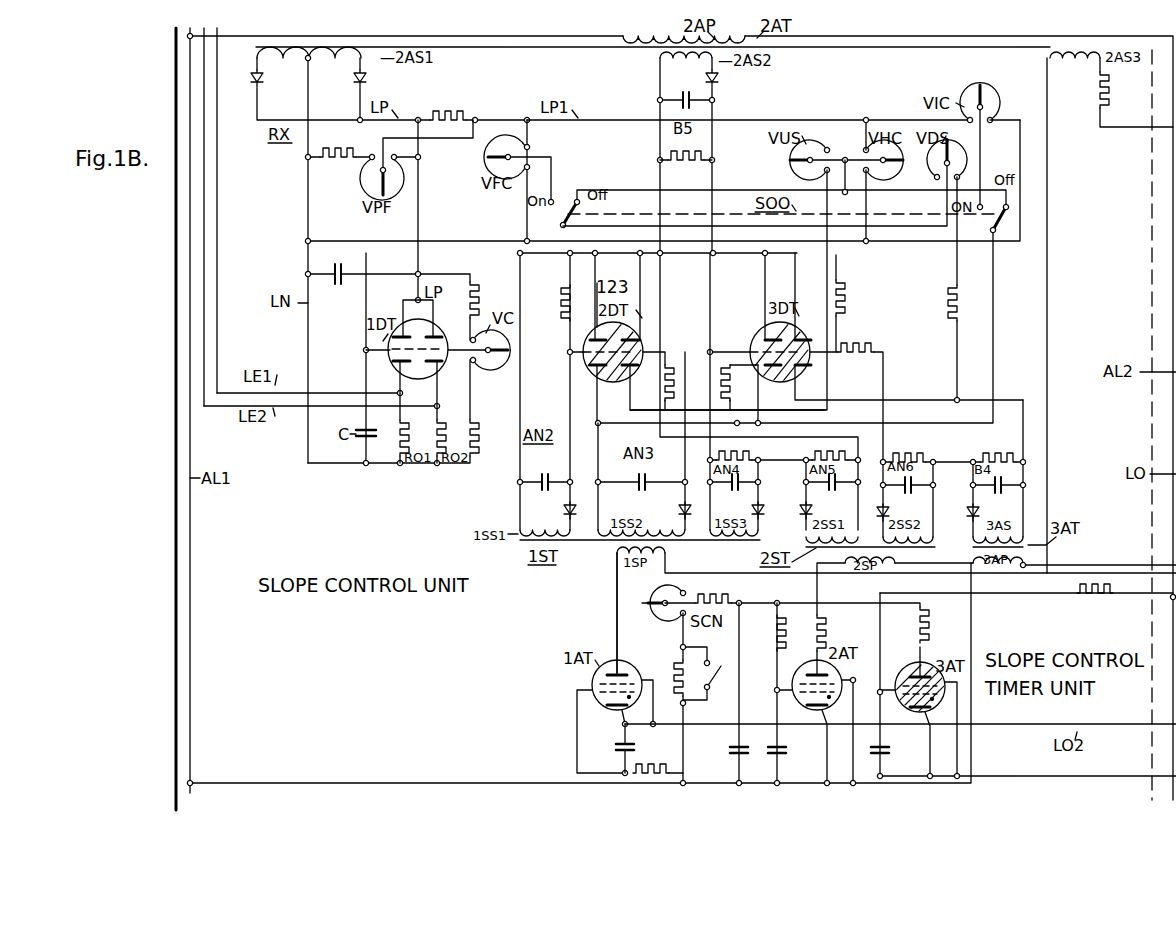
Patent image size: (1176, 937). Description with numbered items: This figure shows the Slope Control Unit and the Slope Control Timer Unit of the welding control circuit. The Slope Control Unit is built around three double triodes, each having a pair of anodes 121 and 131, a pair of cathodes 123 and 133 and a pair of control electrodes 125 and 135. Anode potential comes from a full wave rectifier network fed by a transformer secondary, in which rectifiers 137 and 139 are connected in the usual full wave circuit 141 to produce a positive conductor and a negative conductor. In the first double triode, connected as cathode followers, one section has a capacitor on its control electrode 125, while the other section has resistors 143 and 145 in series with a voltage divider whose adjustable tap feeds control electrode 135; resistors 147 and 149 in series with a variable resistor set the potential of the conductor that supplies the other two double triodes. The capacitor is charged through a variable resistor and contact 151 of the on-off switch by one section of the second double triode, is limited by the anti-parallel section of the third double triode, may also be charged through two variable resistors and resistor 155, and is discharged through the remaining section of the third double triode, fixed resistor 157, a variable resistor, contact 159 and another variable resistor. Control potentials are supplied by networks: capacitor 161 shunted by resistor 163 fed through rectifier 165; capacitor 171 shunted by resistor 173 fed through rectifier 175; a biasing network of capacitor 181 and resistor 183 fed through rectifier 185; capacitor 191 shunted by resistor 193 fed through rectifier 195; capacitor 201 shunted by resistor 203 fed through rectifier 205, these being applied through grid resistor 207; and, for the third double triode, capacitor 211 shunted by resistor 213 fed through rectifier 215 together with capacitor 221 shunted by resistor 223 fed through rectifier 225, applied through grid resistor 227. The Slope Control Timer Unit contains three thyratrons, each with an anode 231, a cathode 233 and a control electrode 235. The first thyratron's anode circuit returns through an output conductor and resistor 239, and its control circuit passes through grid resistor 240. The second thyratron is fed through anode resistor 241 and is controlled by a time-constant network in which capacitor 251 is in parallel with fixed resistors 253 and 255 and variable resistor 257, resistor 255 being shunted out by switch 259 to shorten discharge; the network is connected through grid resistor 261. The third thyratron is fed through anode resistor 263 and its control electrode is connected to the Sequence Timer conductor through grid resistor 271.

The rectifier 137 is at (265, 78).
The rectifier 139 is at (368, 78).
The full wave circuit 141 is at (344, 92).
The resistor 143 is at (472, 298).
The resistor 145 is at (472, 454).
The resistor 147 is at (356, 150).
The resistor 149 is at (452, 106).
The contact of on-off switch SOO 151 is at (814, 313).
The resistor 155 is at (847, 293).
The fixed resistor 157 is at (952, 320).
The contact of off-on switch SOO 159 is at (566, 215).
The capacitor 161 is at (545, 470).
The resistor 163 is at (562, 304).
The rectifier 165 is at (562, 514).
The capacitor 171 is at (649, 478).
The resistor 173 is at (722, 390).
The rectifier 175 is at (678, 514).
The capacitor 181 is at (690, 88).
The resistor 183 is at (686, 167).
The rectifier 185 is at (718, 80).
The capacitor 191 is at (734, 491).
The resistor 193 is at (744, 455).
The rectifier 195 is at (762, 506).
The capacitor 201 is at (835, 488).
The resistor 203 is at (823, 456).
The rectifier 205 is at (818, 510).
The grid resistor 207 is at (676, 379).
The capacitor 211 is at (1001, 491).
The resistor 213 is at (998, 444).
The rectifier 215 is at (979, 512).
The capacitor 221 is at (922, 482).
The resistor 223 is at (908, 444).
The rectifier 225 is at (889, 512).
The grid resistor 227 is at (856, 343).
The resistor 239 is at (1118, 92).
The grid resistor 240 is at (634, 748).
The anode resistor 241 is at (823, 644).
The capacitor 251 is at (728, 752).
The fixed resistor 253 is at (722, 590).
The fixed resistor 255 is at (669, 657).
The variable resistor 257 is at (656, 593).
The switch 259 is at (718, 694).
The grid resistor 261 is at (778, 640).
The anode resistor 263 is at (934, 620).
The grid resistor 271 is at (1095, 595).
The anode 121 is at (764, 337).
The cathode 123 is at (591, 382).
The control electrode 125 is at (755, 352).
The anode 131 is at (802, 329).
The cathode 133 is at (628, 334).
The control electrode 135 is at (810, 356).
The anode 231 is at (909, 674).
The cathode 233 is at (916, 714).
The control electrode 235 is at (901, 688).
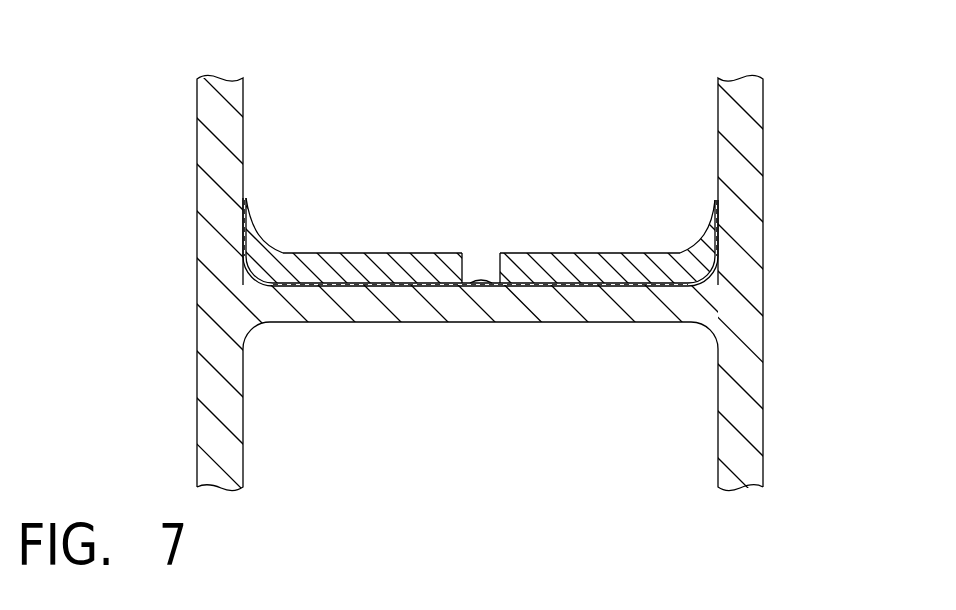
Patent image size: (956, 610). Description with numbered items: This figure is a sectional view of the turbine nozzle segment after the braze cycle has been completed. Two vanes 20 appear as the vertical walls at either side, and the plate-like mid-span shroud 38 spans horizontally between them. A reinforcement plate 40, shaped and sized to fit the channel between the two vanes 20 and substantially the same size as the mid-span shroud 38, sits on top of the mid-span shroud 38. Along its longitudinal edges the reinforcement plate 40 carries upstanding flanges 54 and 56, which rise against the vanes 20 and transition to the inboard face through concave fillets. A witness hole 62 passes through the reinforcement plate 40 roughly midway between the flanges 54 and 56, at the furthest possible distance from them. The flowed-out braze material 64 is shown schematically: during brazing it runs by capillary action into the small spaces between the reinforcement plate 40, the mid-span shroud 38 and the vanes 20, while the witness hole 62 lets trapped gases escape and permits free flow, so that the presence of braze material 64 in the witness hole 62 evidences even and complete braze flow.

The vane 20 is at (213, 200).
The mid-span shroud 38 is at (418, 310).
The reinforcement plate 40 is at (395, 236).
The upstanding flange 54 is at (258, 220).
The upstanding flange 56 is at (710, 218).
The witness hole 62 is at (464, 265).
The braze material 64 is at (483, 281).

§ **What to do**: Rewrite the items above, swapping "Patent image size" for "Drawing size" and keeping everything else unchanged. Leave the pictures out.

§ **Answer below**:
Drawing size: (1176, 937). Description with numbered items: This figure shows the Slope Control Unit and the Slope Control Timer Unit of the welding control circuit. The Slope Control Unit is built around three double triodes, each having a pair of anodes 121 and 131, a pair of cathodes 123 and 133 and a pair of control electrodes 125 and 135. Anode potential comes from a full wave rectifier network fed by a transformer secondary, in which rectifiers 137 and 139 are connected in the usual full wave circuit 141 to produce a positive conductor and a negative conductor. In the first double triode, connected as cathode followers, one section has a capacitor on its control electrode 125, while the other section has resistors 143 and 145 in series with a voltage divider whose adjustable tap feeds control electrode 135; resistors 147 and 149 in series with a variable resistor set the potential of the conductor that supplies the other two double triodes. The capacitor is charged through a variable resistor and contact 151 of the on-off switch by one section of the second double triode, is limited by the anti-parallel section of the third double triode, may also be charged through two variable resistors and resistor 155, and is discharged through the remaining section of the third double triode, fixed resistor 157, a variable resistor, contact 159 and another variable resistor. Control potentials are supplied by networks: capacitor 161 shunted by resistor 163 fed through rectifier 165; capacitor 171 shunted by resistor 173 fed through rectifier 175; a biasing network of capacitor 181 and resistor 183 fed through rectifier 185; capacitor 191 shunted by resistor 193 fed through rectifier 195; capacitor 201 shunted by resistor 203 fed through rectifier 205, these being applied through grid resistor 207; and, for the third double triode, capacitor 211 shunted by resistor 213 fed through rectifier 215 together with capacitor 221 shunted by resistor 223 fed through rectifier 225, applied through grid resistor 227. The Slope Control Timer Unit contains three thyratrons, each with an anode 231, a cathode 233 and a control electrode 235. The first thyratron's anode circuit returns through an output conductor and resistor 239, and its control circuit passes through grid resistor 240. The second thyratron is fed through anode resistor 241 and is controlled by a time-constant network in which capacitor 251 is in parallel with fixed resistors 253 and 255 and variable resistor 257, resistor 255 being shunted out by switch 259 to shorten discharge; the network is connected through grid resistor 261. The third thyratron is fed through anode resistor 263 and its control electrode is connected to the Sequence Timer conductor through grid resistor 271.

The rectifier 137 is at (265, 78).
The rectifier 139 is at (368, 78).
The full wave circuit 141 is at (344, 92).
The resistor 143 is at (472, 298).
The resistor 145 is at (472, 454).
The resistor 147 is at (356, 150).
The resistor 149 is at (452, 106).
The contact of on-off switch SOO 151 is at (814, 313).
The resistor 155 is at (847, 293).
The fixed resistor 157 is at (952, 320).
The contact of off-on switch SOO 159 is at (566, 215).
The capacitor 161 is at (545, 470).
The resistor 163 is at (562, 304).
The rectifier 165 is at (562, 514).
The capacitor 171 is at (649, 478).
The resistor 173 is at (722, 390).
The rectifier 175 is at (678, 514).
The capacitor 181 is at (690, 88).
The resistor 183 is at (686, 167).
The rectifier 185 is at (718, 80).
The capacitor 191 is at (734, 491).
The resistor 193 is at (744, 455).
The rectifier 195 is at (762, 506).
The capacitor 201 is at (835, 488).
The resistor 203 is at (823, 456).
The rectifier 205 is at (818, 510).
The grid resistor 207 is at (676, 379).
The capacitor 211 is at (1001, 491).
The resistor 213 is at (998, 444).
The rectifier 215 is at (979, 512).
The capacitor 221 is at (922, 482).
The resistor 223 is at (908, 444).
The rectifier 225 is at (889, 512).
The grid resistor 227 is at (856, 343).
The resistor 239 is at (1118, 92).
The grid resistor 240 is at (634, 748).
The anode resistor 241 is at (823, 644).
The capacitor 251 is at (728, 752).
The fixed resistor 253 is at (722, 590).
The fixed resistor 255 is at (669, 657).
The variable resistor 257 is at (656, 593).
The switch 259 is at (718, 694).
The grid resistor 261 is at (778, 640).
The anode resistor 263 is at (934, 620).
The grid resistor 271 is at (1095, 595).
The anode 121 is at (764, 337).
The cathode 123 is at (591, 382).
The control electrode 125 is at (755, 352).
The anode 131 is at (802, 329).
The cathode 133 is at (628, 334).
The control electrode 135 is at (810, 356).
The anode 231 is at (909, 674).
The cathode 233 is at (916, 714).
The control electrode 235 is at (901, 688).
Drawing size: (956, 610). Description with numbered items: This figure is a sectional view of the turbine nozzle segment after the braze cycle has been completed. Two vanes 20 appear as the vertical walls at either side, and the plate-like mid-span shroud 38 spans horizontally between them. A reinforcement plate 40, shaped and sized to fit the channel between the two vanes 20 and substantially the same size as the mid-span shroud 38, sits on top of the mid-span shroud 38. Along its longitudinal edges the reinforcement plate 40 carries upstanding flanges 54 and 56, which rise against the vanes 20 and transition to the inboard face through concave fillets. A witness hole 62 passes through the reinforcement plate 40 roughly midway between the flanges 54 and 56, at the furthest possible distance from them. The flowed-out braze material 64 is shown schematically: during brazing it runs by capillary action into the small spaces between the reinforcement plate 40, the mid-span shroud 38 and the vanes 20, while the witness hole 62 lets trapped gases escape and permits free flow, so that the presence of braze material 64 in the witness hole 62 evidences even and complete braze flow.

The vane 20 is at (213, 200).
The mid-span shroud 38 is at (418, 310).
The reinforcement plate 40 is at (395, 236).
The upstanding flange 54 is at (258, 220).
The upstanding flange 56 is at (710, 218).
The witness hole 62 is at (464, 265).
The braze material 64 is at (483, 281).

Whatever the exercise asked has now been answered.